• _Task directions_
Reproduce the following lines verbatim, omitting the pictures from your answer.

■ ■ ■ ■

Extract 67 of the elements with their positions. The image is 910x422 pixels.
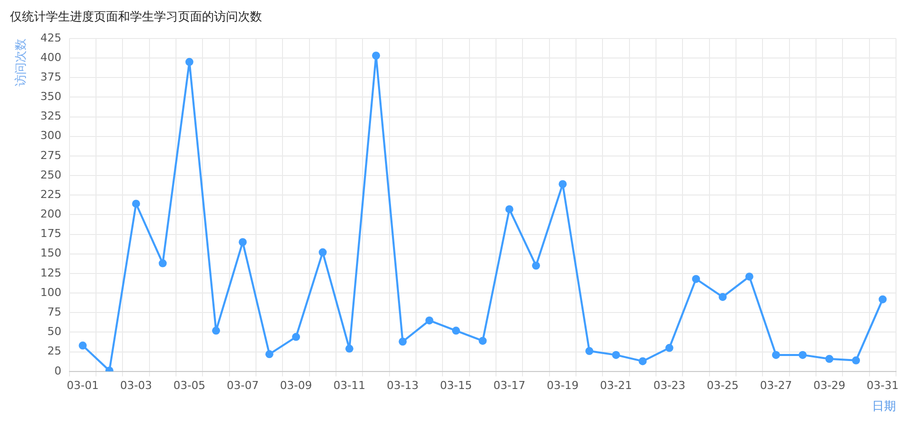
y-tick-label: 225 <box>40 188 62 201</box>
point <box>212 326 220 335</box>
point <box>772 350 780 359</box>
y-tick-label: 200 <box>40 208 62 221</box>
y-tick-label: 0 <box>54 364 62 378</box>
x-tick-label: 03-03 <box>120 378 152 392</box>
point <box>425 316 434 324</box>
x-tick-label: 03-19 <box>546 378 579 392</box>
x-tick-label: 03-15 <box>440 378 472 392</box>
point <box>505 205 514 214</box>
x-tick-label: 03-09 <box>280 378 312 392</box>
point <box>345 344 354 353</box>
point <box>452 326 460 335</box>
x-tick-label: 03-27 <box>760 378 792 392</box>
point <box>292 332 300 341</box>
x-tick-label: 03-05 <box>173 378 206 392</box>
x-tick-label: 03-11 <box>333 378 366 392</box>
point <box>185 58 194 66</box>
point <box>638 357 647 366</box>
point <box>372 52 380 60</box>
y-tick-label: 400 <box>40 50 62 64</box>
y-tick-label: 175 <box>40 227 62 240</box>
y-tick-label: 425 <box>40 31 62 44</box>
y-tick-label: 100 <box>40 286 62 299</box>
point <box>798 350 807 359</box>
point <box>478 336 487 345</box>
y-tick-label: 275 <box>40 148 62 162</box>
y-tick-label: 25 <box>47 344 62 358</box>
point <box>318 248 327 256</box>
y-tick-label: 125 <box>40 266 62 280</box>
point <box>132 200 140 208</box>
y-tick-label: 350 <box>40 90 62 104</box>
x-tick-label: 03-25 <box>706 378 739 392</box>
x-tick-label: 03-29 <box>813 378 846 392</box>
y-tick-label: 50 <box>47 325 62 338</box>
x-tick-label: 03-01 <box>66 378 99 392</box>
point <box>878 295 887 304</box>
point <box>558 180 567 188</box>
point <box>398 338 407 346</box>
point <box>612 350 620 359</box>
point <box>852 356 860 364</box>
point <box>825 354 834 363</box>
x-axis-title: 日期 <box>872 398 896 413</box>
y-tick-label: 75 <box>47 305 62 318</box>
y-tick-label: 250 <box>40 168 62 182</box>
y-tick-label: 300 <box>40 129 62 142</box>
x-tick-label: 03-07 <box>226 378 259 392</box>
chart-title: 仅统计学生进度页面和学生学习页面的访问次数 <box>10 9 262 24</box>
x-tick-label: 03-17 <box>493 378 526 392</box>
x-tick-label: 03-23 <box>653 378 686 392</box>
point <box>745 272 754 281</box>
x-tick-label: 03-13 <box>386 378 419 392</box>
point <box>238 238 247 246</box>
x-tick-label: 03-31 <box>866 378 899 392</box>
point <box>532 262 540 270</box>
y-axis-title: 访问次数 <box>13 38 28 86</box>
point <box>265 350 274 358</box>
y-tick-label: 375 <box>40 70 62 84</box>
point <box>718 292 727 301</box>
point <box>78 342 87 350</box>
point <box>665 344 674 352</box>
point <box>692 274 700 283</box>
point <box>158 259 167 268</box>
y-tick-label: 325 <box>40 110 62 123</box>
y-tick-label: 150 <box>40 246 62 260</box>
point <box>585 347 594 356</box>
x-tick-label: 03-21 <box>600 378 632 392</box>
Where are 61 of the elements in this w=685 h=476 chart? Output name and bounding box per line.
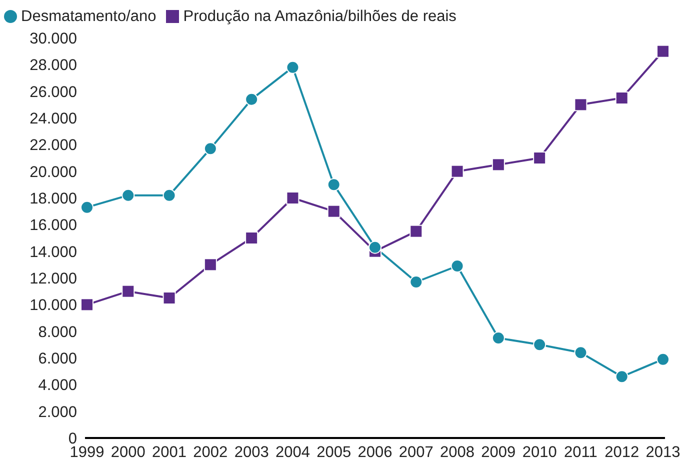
y-tick-label: 10.000 <box>30 297 78 314</box>
x-tick-label: 2004 <box>275 444 310 462</box>
x-tick-label: 2011 <box>564 444 598 462</box>
y-tick-label: 12.000 <box>30 270 78 288</box>
legend-label: Produção na Amazônia/bilhões de reais <box>183 8 456 25</box>
point <box>656 352 670 366</box>
x-tick-label: 2010 <box>522 444 558 462</box>
point <box>327 178 340 192</box>
y-tick-label: 8.000 <box>38 324 78 341</box>
y-tick-label: 20.000 <box>30 164 78 181</box>
x-tick-label: 2008 <box>440 444 475 462</box>
point <box>410 276 423 288</box>
point <box>410 224 423 238</box>
y-tick-label: 14.000 <box>30 244 78 261</box>
point <box>533 338 546 352</box>
point <box>656 44 670 58</box>
x-tick-label: 2009 <box>481 444 516 462</box>
point <box>162 188 176 202</box>
point <box>245 232 258 244</box>
y-tick-label: 2.000 <box>38 404 78 421</box>
point <box>574 98 588 112</box>
point <box>204 258 217 272</box>
point <box>122 188 135 202</box>
point <box>327 204 340 218</box>
y-tick-label: 28.000 <box>30 57 78 74</box>
point <box>615 92 628 104</box>
point <box>492 158 505 172</box>
point <box>286 192 300 204</box>
point <box>122 284 135 298</box>
point <box>286 60 300 74</box>
x-tick-label: 2012 <box>604 444 640 462</box>
x-tick-label: 2000 <box>110 444 146 462</box>
y-tick-label: 26.000 <box>30 84 78 101</box>
point <box>533 152 546 164</box>
y-tick-label: 18.000 <box>30 190 78 208</box>
x-tick-label: 2013 <box>646 444 680 462</box>
point <box>368 240 382 254</box>
point <box>450 260 464 272</box>
x-tick-label: 2007 <box>398 444 434 462</box>
x-tick-label: 2006 <box>358 444 392 462</box>
y-tick-label: 22.000 <box>30 137 78 154</box>
y-tick-label: 30.000 <box>30 30 78 48</box>
point <box>450 164 464 178</box>
point <box>615 370 628 384</box>
point <box>492 332 505 344</box>
x-tick-label: 2001 <box>152 444 187 462</box>
y-tick-label: 16.000 <box>30 217 78 234</box>
y-tick-label: 24.000 <box>30 110 78 128</box>
x-tick-label: 2003 <box>234 444 269 462</box>
point <box>204 142 217 156</box>
x-tick-label: 2005 <box>316 444 352 462</box>
y-tick-label: 4.000 <box>38 377 78 394</box>
point <box>574 346 588 360</box>
legend-label: Desmatamento/ano <box>21 8 156 25</box>
point <box>162 292 176 304</box>
point <box>245 92 258 106</box>
x-tick-label: 2002 <box>193 444 228 462</box>
x-tick-label: 1999 <box>70 444 104 462</box>
point <box>80 200 94 214</box>
point <box>80 298 94 312</box>
y-tick-label: 6.000 <box>38 350 78 368</box>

■ ■ ■ ■

• _Final result_
Extract 67 of the elements with their positions. The image is 910x422 pixels.
y-tick-label: 225 <box>40 188 62 201</box>
point <box>212 326 220 335</box>
point <box>772 350 780 359</box>
y-tick-label: 200 <box>40 208 62 221</box>
y-tick-label: 0 <box>54 364 62 378</box>
x-tick-label: 03-03 <box>120 378 152 392</box>
point <box>425 316 434 324</box>
x-tick-label: 03-19 <box>546 378 579 392</box>
x-tick-label: 03-15 <box>440 378 472 392</box>
point <box>505 205 514 214</box>
x-tick-label: 03-09 <box>280 378 312 392</box>
point <box>345 344 354 353</box>
point <box>452 326 460 335</box>
x-tick-label: 03-27 <box>760 378 792 392</box>
point <box>292 332 300 341</box>
x-tick-label: 03-05 <box>173 378 206 392</box>
x-tick-label: 03-11 <box>333 378 366 392</box>
point <box>185 58 194 66</box>
point <box>638 357 647 366</box>
point <box>372 52 380 60</box>
y-tick-label: 400 <box>40 50 62 64</box>
y-tick-label: 175 <box>40 227 62 240</box>
y-tick-label: 425 <box>40 31 62 44</box>
y-tick-label: 100 <box>40 286 62 299</box>
point <box>798 350 807 359</box>
point <box>478 336 487 345</box>
y-tick-label: 275 <box>40 148 62 162</box>
y-tick-label: 25 <box>47 344 62 358</box>
point <box>318 248 327 256</box>
y-tick-label: 125 <box>40 266 62 280</box>
point <box>132 200 140 208</box>
y-tick-label: 350 <box>40 90 62 104</box>
x-tick-label: 03-25 <box>706 378 739 392</box>
x-tick-label: 03-29 <box>813 378 846 392</box>
y-tick-label: 50 <box>47 325 62 338</box>
x-tick-label: 03-01 <box>66 378 99 392</box>
point <box>878 295 887 304</box>
point <box>558 180 567 188</box>
point <box>398 338 407 346</box>
point <box>612 350 620 359</box>
point <box>852 356 860 364</box>
point <box>825 354 834 363</box>
x-axis-title: 日期 <box>872 398 896 413</box>
y-tick-label: 75 <box>47 305 62 318</box>
y-tick-label: 250 <box>40 168 62 182</box>
y-tick-label: 300 <box>40 129 62 142</box>
x-tick-label: 03-07 <box>226 378 259 392</box>
chart-title: 仅统计学生进度页面和学生学习页面的访问次数 <box>10 9 262 24</box>
x-tick-label: 03-17 <box>493 378 526 392</box>
x-tick-label: 03-23 <box>653 378 686 392</box>
point <box>745 272 754 281</box>
x-tick-label: 03-13 <box>386 378 419 392</box>
point <box>238 238 247 246</box>
x-tick-label: 03-31 <box>866 378 899 392</box>
point <box>532 262 540 270</box>
y-axis-title: 访问次数 <box>13 38 28 86</box>
point <box>265 350 274 358</box>
y-tick-label: 375 <box>40 70 62 84</box>
point <box>718 292 727 301</box>
point <box>78 342 87 350</box>
point <box>665 344 674 352</box>
point <box>692 274 700 283</box>
point <box>158 259 167 268</box>
y-tick-label: 325 <box>40 110 62 123</box>
y-tick-label: 150 <box>40 246 62 260</box>
point <box>585 347 594 356</box>
x-tick-label: 03-21 <box>600 378 632 392</box>
Where are 61 of the elements in this w=685 h=476 chart? Output name and bounding box per line.
y-tick-label: 10.000 <box>30 297 78 314</box>
x-tick-label: 2004 <box>275 444 310 462</box>
x-tick-label: 2011 <box>564 444 598 462</box>
y-tick-label: 12.000 <box>30 270 78 288</box>
legend-label: Produção na Amazônia/bilhões de reais <box>183 8 456 25</box>
point <box>656 352 670 366</box>
x-tick-label: 2010 <box>522 444 558 462</box>
point <box>327 178 340 192</box>
y-tick-label: 8.000 <box>38 324 78 341</box>
y-tick-label: 20.000 <box>30 164 78 181</box>
x-tick-label: 2008 <box>440 444 475 462</box>
point <box>410 276 423 288</box>
point <box>410 224 423 238</box>
y-tick-label: 14.000 <box>30 244 78 261</box>
point <box>533 338 546 352</box>
point <box>656 44 670 58</box>
x-tick-label: 2009 <box>481 444 516 462</box>
point <box>162 188 176 202</box>
point <box>245 232 258 244</box>
y-tick-label: 2.000 <box>38 404 78 421</box>
point <box>574 98 588 112</box>
point <box>204 258 217 272</box>
point <box>122 188 135 202</box>
point <box>327 204 340 218</box>
y-tick-label: 28.000 <box>30 57 78 74</box>
point <box>615 92 628 104</box>
point <box>492 158 505 172</box>
point <box>286 192 300 204</box>
point <box>122 284 135 298</box>
point <box>286 60 300 74</box>
x-tick-label: 2012 <box>604 444 640 462</box>
x-tick-label: 2000 <box>110 444 146 462</box>
y-tick-label: 26.000 <box>30 84 78 101</box>
point <box>533 152 546 164</box>
y-tick-label: 18.000 <box>30 190 78 208</box>
x-tick-label: 2013 <box>646 444 680 462</box>
point <box>368 240 382 254</box>
point <box>450 260 464 272</box>
x-tick-label: 2007 <box>398 444 434 462</box>
x-tick-label: 2006 <box>358 444 392 462</box>
y-tick-label: 22.000 <box>30 137 78 154</box>
y-tick-label: 30.000 <box>30 30 78 48</box>
point <box>450 164 464 178</box>
point <box>615 370 628 384</box>
point <box>492 332 505 344</box>
x-tick-label: 2001 <box>152 444 187 462</box>
y-tick-label: 16.000 <box>30 217 78 234</box>
y-tick-label: 24.000 <box>30 110 78 128</box>
x-tick-label: 2003 <box>234 444 269 462</box>
point <box>204 142 217 156</box>
x-tick-label: 2005 <box>316 444 352 462</box>
y-tick-label: 4.000 <box>38 377 78 394</box>
point <box>574 346 588 360</box>
legend-label: Desmatamento/ano <box>21 8 156 25</box>
point <box>162 292 176 304</box>
point <box>245 92 258 106</box>
x-tick-label: 2002 <box>193 444 228 462</box>
x-tick-label: 1999 <box>70 444 104 462</box>
point <box>80 200 94 214</box>
point <box>80 298 94 312</box>
y-tick-label: 6.000 <box>38 350 78 368</box>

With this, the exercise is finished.